• WORK TO COMPLETE
Present the following entries again, word for word and in full.

--- begin RECORDED INFORMATION ---

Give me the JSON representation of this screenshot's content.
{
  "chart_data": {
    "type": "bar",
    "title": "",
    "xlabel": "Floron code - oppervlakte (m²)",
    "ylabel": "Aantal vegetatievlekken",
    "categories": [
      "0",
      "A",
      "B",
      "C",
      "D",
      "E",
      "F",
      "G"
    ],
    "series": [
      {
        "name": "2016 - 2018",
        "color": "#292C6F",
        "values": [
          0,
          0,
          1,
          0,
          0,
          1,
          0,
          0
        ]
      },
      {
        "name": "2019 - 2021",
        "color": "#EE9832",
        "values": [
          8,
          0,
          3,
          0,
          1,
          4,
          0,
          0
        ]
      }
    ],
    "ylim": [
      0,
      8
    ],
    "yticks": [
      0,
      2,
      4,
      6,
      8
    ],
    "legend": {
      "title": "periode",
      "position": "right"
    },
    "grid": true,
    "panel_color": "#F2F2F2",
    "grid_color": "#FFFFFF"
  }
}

--- end RECORDED INFORMATION ---

• FINISHED EXERCISE
Give me the JSON representation of this screenshot's content.
{
  "chart_data": {
    "type": "bar",
    "title": "",
    "xlabel": "Floron code - oppervlakte (m²)",
    "ylabel": "Aantal vegetatievlekken",
    "categories": [
      "0",
      "A",
      "B",
      "C",
      "D",
      "E",
      "F",
      "G"
    ],
    "series": [
      {
        "name": "2016 - 2018",
        "color": "#292C6F",
        "values": [
          0,
          0,
          1,
          0,
          0,
          1,
          0,
          0
        ]
      },
      {
        "name": "2019 - 2021",
        "color": "#EE9832",
        "values": [
          8,
          0,
          3,
          0,
          1,
          4,
          0,
          0
        ]
      }
    ],
    "ylim": [
      0,
      8
    ],
    "yticks": [
      0,
      2,
      4,
      6,
      8
    ],
    "legend": {
      "title": "periode",
      "position": "right"
    },
    "grid": true,
    "panel_color": "#F2F2F2",
    "grid_color": "#FFFFFF"
  }
}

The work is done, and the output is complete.